• Exercise prompt
Would you transcribe the whole listing exactly, minus its pictures?

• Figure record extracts
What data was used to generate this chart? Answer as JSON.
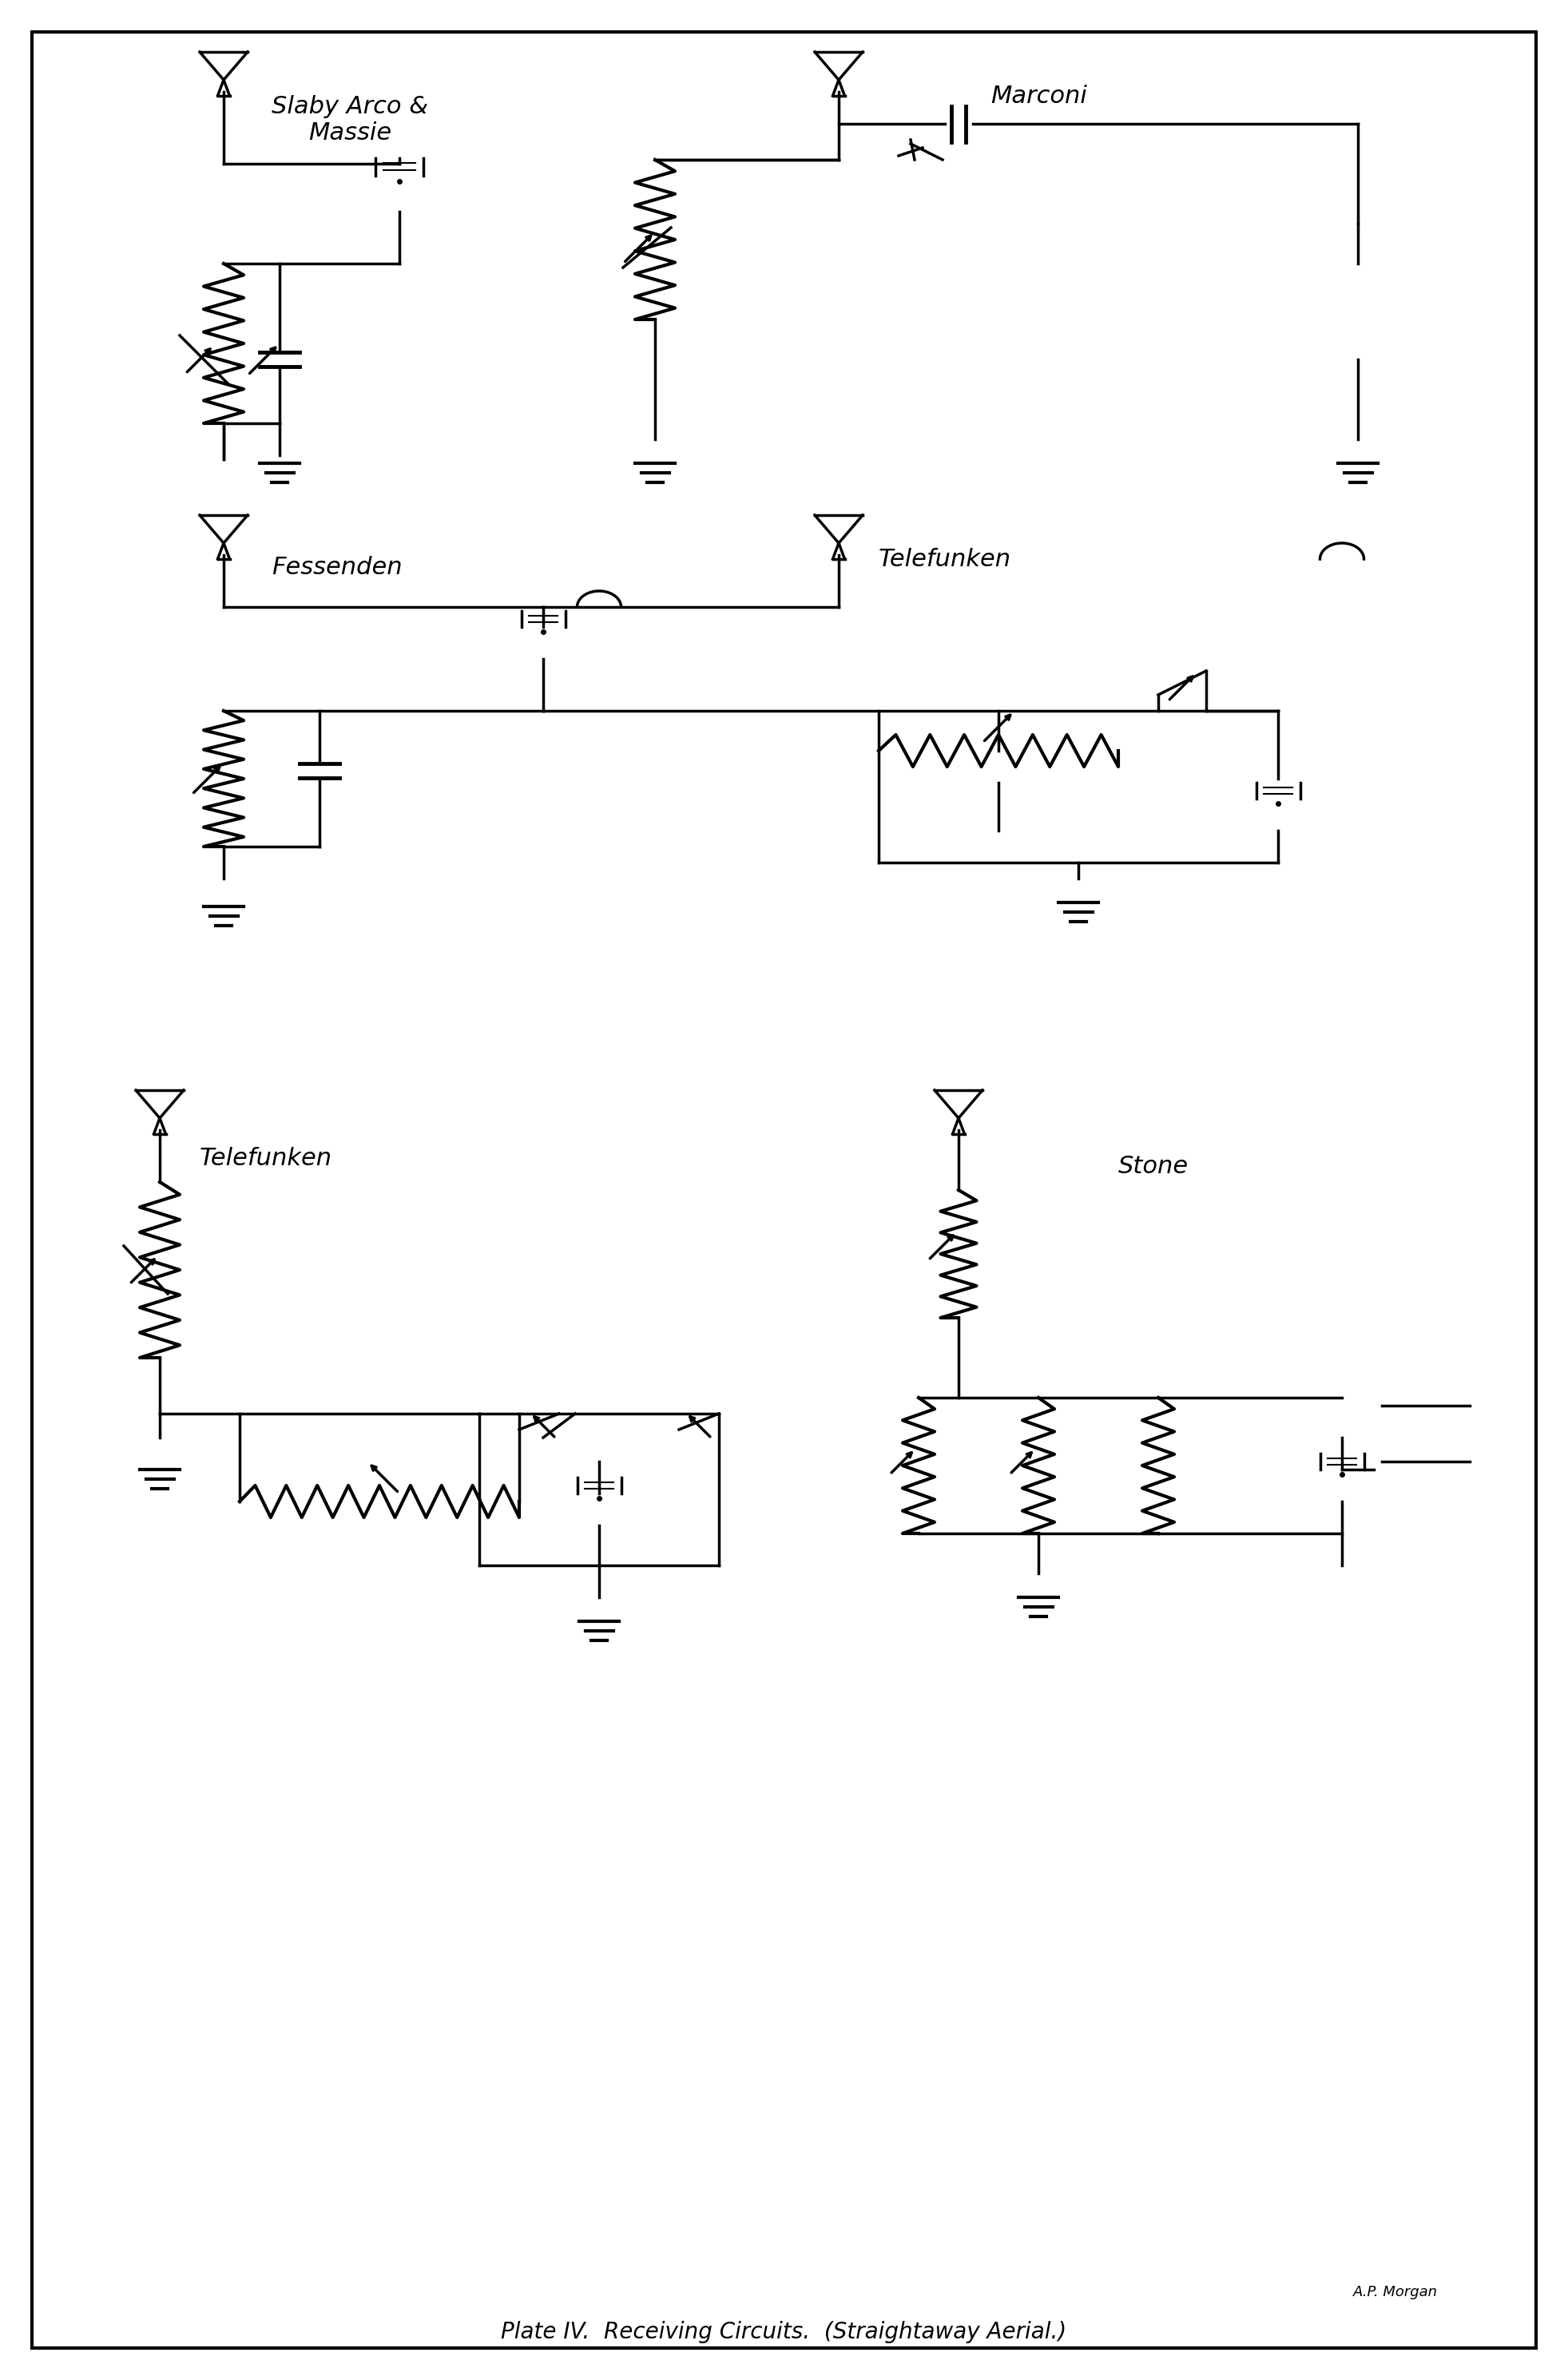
{
  "title": "Plate IV. Receiving Circuits. (Straightaway Aerial.)",
  "background_color": "#ffffff",
  "border_color": "#000000",
  "line_color": "#000000",
  "text_color": "#000000",
  "labels": {
    "slaby": "Slaby Arco &\nMassie",
    "marconi": "Marconi",
    "fessenden": "Fessenden",
    "telefunken1": "Telefunken",
    "telefunken2": "Telefunken",
    "stone": "Stone",
    "author": "A.P. Morgan"
  },
  "fig_width": 19.63,
  "fig_height": 29.8
}
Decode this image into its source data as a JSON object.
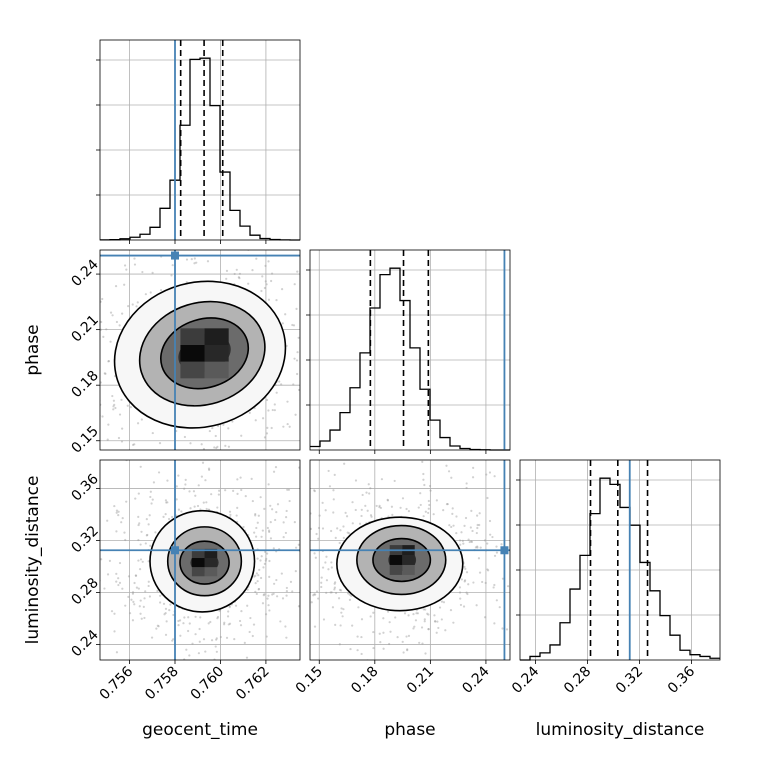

• Right answer
What data was used to generate this chart? Answer as JSON.
{
  "title": "Plate IV. Receiving Circuits. (Straightaway Aerial.)",
  "background_color": "#ffffff",
  "border_color": "#000000",
  "line_color": "#000000",
  "text_color": "#000000",
  "labels": {
    "slaby": "Slaby Arco &\nMassie",
    "marconi": "Marconi",
    "fessenden": "Fessenden",
    "telefunken1": "Telefunken",
    "telefunken2": "Telefunken",
    "stone": "Stone",
    "author": "A.P. Morgan"
  },
  "fig_width": 19.63,
  "fig_height": 29.8
}
Decode this image into its source data as a JSON object.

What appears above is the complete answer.